▸ Texto apresentado:
Everything is Bigger in Texas IX – Farewell

Hoje acordei com uma sensação mesmo estranha: já passaram dois meses desde que comecei a escrever para o blog. Wow. Dois meses em que muita coisa aconteceu – decerto bem mais do que aquilo que estava à espera -, e em que muita coisa também não aconteceu, se bem que podia muito bem ter acontecido.

Estes dois meses marcaram o meu décimo e décimo primeiro mês a viver em Austin, Texas, e foram marcados por uma interessante confluência de acontecimentos, que aqui e ali fui partilhando convosco…

Comecei por sair do Texas em direcção à Califórnia, passando pelo Grand Canyon – que me deixou overwhelmed; a Route 66 toda – que me fez sentir muito sozinho; Las Vegas – que me fez sentir demasiado acompanhado; o Sequoia National Park – que me mostrou quão novo e pequenino, literalmente, ainda sou; San Francisco – que me fez sentir em casa, e apaixonado; Los Angeles – que promoveu a minha reunião com o Oceano; e Marfa – que me fez sentir um cowboy; numa road trip que, a ter-me ensinado alguma coisa, para além da inundação de imagem inesquecíveis, do contacto com diferentes culturas – literalmente – dentro dos próprios Estados Unidos (fiquei com uma nova perspectiva do nome “Estados Unidos“, sem dúvida nenhuma), e da demonstração a mim mesmo da minha própria capacidade e limites ao estar na estrada durante duas semanas com quatro raparigas (!), foi a percepção de que, realmente, “tudo é maior” não propriamente no Texas, mas onde quer que tenhamos o nosso coração – e o meu já esta praticamente enraízado no Lone Star State… Mas é mesmo verdade. O mundo é espectacular, continuo a sentir que não há sentimento mais intenso que apercebermo-nos disso, mas “casa” é “casa”, e, se bem que pensar que o Texas é a minha nova ainda me deixa meio reticente, percebi que não tenho que substituir uma pela outra, e agora posso ter duas – uma de cada lado do Oceano.

▸ Tarefas do exercício:
1. Segundo o texto apresentado, o que levou o autor a ficar com uma nova perspectiva do nome "Estados Unidos"? Responda em uma ou duas frases.
2. Por favor, transcreva sem qualquer alteração todas as linhas dos registos, desde a primeira até à linha que contém "x-tick-label: 7 月 [554, 407, 600, 436]", incluindo esta.

▸ Material:

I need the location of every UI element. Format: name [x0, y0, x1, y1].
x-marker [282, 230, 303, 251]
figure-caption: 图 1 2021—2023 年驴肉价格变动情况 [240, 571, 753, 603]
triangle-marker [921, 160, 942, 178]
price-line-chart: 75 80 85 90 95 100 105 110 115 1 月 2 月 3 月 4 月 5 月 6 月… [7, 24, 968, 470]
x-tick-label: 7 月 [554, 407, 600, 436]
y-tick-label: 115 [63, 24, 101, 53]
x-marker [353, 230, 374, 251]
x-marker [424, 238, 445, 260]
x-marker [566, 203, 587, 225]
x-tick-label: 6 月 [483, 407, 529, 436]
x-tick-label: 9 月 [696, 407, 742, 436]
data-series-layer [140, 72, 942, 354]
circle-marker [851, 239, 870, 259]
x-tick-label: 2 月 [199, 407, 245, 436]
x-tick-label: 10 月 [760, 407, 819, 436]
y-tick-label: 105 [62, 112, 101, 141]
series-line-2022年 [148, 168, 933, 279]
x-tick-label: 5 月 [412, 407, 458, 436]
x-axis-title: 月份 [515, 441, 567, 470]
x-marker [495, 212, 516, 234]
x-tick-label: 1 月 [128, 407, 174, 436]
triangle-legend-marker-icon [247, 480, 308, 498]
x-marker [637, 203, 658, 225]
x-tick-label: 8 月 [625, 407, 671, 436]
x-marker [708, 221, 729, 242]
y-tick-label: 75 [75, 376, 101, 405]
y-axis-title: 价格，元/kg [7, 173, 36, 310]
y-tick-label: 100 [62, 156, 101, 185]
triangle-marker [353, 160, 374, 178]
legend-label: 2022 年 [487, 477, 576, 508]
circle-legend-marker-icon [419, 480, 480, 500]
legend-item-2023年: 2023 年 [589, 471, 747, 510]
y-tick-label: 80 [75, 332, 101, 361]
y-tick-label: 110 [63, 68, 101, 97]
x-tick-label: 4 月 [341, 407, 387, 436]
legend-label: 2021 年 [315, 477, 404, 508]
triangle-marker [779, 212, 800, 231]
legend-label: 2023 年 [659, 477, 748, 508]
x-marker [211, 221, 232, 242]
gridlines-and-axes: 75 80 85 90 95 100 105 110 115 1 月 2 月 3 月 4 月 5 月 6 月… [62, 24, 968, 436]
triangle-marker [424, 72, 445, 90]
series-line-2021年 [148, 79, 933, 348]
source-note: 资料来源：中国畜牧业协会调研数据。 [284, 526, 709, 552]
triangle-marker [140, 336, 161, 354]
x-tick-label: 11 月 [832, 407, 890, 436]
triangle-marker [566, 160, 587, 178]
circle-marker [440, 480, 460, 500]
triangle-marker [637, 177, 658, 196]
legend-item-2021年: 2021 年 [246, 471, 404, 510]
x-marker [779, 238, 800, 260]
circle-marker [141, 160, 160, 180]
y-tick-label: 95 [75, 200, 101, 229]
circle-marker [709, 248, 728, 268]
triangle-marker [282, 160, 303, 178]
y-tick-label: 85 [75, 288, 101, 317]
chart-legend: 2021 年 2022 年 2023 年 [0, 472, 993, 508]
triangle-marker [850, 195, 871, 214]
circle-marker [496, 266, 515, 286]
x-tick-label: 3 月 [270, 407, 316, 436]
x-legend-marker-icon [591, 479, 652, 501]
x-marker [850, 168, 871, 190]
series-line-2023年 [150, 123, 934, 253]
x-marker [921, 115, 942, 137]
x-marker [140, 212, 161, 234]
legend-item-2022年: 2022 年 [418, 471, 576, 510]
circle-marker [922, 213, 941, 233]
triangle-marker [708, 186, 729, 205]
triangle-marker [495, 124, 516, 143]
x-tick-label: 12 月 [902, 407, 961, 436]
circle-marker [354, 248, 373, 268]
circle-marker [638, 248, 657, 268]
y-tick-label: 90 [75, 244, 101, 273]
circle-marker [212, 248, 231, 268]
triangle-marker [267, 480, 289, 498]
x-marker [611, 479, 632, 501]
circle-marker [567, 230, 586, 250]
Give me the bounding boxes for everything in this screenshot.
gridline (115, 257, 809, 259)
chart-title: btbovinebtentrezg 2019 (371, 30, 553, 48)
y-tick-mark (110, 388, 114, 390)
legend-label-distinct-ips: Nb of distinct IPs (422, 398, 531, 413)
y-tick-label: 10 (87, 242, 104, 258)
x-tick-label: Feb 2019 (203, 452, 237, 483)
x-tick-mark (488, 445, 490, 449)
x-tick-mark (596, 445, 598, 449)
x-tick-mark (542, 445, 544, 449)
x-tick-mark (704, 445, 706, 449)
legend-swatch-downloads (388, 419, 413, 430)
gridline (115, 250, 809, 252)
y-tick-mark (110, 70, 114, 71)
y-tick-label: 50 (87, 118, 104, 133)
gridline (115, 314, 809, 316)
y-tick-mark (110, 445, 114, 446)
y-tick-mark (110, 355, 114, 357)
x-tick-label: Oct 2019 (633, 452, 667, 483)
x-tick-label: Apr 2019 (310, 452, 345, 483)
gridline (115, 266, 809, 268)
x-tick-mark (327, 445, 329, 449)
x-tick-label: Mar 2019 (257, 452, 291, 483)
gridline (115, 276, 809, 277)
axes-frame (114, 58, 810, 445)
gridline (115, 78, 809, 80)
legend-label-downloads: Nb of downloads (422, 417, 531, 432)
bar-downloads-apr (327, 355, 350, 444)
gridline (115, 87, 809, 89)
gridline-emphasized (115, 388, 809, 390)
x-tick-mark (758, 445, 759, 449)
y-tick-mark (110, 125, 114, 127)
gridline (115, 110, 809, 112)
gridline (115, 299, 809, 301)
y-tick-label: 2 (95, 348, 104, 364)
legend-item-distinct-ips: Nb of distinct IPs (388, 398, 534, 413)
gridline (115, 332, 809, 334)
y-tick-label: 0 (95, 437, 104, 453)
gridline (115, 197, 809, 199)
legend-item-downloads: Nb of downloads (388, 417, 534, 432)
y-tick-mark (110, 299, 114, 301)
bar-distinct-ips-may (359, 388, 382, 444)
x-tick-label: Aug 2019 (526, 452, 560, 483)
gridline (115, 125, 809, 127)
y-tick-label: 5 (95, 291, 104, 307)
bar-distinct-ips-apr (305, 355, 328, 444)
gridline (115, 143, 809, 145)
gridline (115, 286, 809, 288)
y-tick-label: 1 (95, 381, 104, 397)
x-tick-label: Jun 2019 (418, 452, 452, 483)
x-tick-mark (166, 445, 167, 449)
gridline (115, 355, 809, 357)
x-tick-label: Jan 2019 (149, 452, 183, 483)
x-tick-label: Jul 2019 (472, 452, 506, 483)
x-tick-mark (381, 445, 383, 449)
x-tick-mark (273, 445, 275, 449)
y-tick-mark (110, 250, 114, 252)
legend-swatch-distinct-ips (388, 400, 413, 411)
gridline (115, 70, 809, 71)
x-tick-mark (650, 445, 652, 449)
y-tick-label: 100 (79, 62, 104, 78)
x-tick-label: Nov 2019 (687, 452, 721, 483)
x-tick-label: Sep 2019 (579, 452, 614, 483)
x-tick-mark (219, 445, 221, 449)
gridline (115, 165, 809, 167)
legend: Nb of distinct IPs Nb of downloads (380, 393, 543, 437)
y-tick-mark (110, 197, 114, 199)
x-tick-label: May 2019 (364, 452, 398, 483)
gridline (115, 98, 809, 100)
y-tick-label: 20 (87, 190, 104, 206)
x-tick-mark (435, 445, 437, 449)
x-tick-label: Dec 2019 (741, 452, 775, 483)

▸ Respostas corretas:
1. Foi o contacto com diferentes culturas dentro dos próprios Estados Unidos, durante a road trip do Texas até à Califórnia.

2.
I need the location of every UI element. Format: name [x0, y0, x1, y1].
x-marker [282, 230, 303, 251]
figure-caption: 图 1 2021—2023 年驴肉价格变动情况 [240, 571, 753, 603]
triangle-marker [921, 160, 942, 178]
price-line-chart: 75 80 85 90 95 100 105 110 115 1 月 2 月 3 月 4 月 5 月 6 月… [7, 24, 968, 470]
x-tick-label: 7 月 [554, 407, 600, 436]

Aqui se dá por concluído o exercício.